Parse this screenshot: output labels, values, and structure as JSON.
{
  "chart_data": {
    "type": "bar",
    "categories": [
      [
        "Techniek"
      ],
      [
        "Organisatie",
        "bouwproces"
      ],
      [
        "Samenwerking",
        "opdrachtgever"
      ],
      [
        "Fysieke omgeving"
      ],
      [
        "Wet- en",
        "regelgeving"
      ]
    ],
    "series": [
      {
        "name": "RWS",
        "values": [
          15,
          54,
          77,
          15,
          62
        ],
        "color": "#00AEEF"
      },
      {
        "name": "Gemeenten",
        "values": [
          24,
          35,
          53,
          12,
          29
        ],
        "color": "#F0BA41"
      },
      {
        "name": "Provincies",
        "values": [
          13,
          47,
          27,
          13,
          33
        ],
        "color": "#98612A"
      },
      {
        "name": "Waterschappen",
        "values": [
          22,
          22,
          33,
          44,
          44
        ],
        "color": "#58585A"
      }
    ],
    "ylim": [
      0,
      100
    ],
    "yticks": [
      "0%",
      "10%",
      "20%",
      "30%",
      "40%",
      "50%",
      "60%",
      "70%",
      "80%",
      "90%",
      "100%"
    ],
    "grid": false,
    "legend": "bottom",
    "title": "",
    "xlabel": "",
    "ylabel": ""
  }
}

-.-.-

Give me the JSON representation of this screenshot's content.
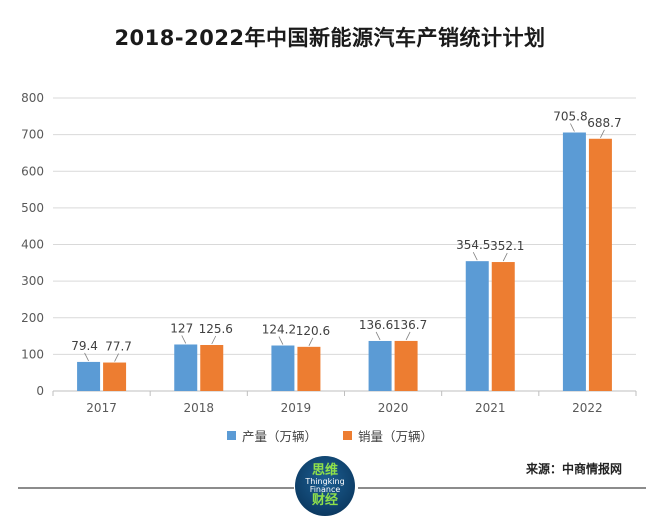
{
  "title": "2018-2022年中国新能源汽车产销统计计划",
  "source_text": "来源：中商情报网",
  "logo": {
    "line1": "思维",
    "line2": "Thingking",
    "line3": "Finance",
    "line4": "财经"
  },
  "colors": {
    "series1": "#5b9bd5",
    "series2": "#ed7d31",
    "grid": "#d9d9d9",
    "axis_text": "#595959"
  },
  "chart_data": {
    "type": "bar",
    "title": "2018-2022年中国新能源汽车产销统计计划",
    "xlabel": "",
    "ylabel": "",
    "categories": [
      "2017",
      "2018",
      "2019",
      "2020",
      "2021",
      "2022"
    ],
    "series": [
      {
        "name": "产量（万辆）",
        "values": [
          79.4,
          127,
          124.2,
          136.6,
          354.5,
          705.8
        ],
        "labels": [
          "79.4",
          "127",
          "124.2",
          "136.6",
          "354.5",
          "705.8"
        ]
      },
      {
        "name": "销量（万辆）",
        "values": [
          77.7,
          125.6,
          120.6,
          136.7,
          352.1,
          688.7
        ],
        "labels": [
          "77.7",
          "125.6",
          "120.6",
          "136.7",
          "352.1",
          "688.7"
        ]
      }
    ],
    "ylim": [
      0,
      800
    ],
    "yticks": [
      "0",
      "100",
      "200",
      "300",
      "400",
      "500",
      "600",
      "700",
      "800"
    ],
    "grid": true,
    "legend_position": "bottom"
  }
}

-.-.-

▶ **OBJECTIVE**:
Extract all lines that hold the word "this".

▶ **EXERCISE SOLUTION**:
Parse this screenshot: output labels, values, and structure as JSON.
Give me the JSON representation of this screenshot's content.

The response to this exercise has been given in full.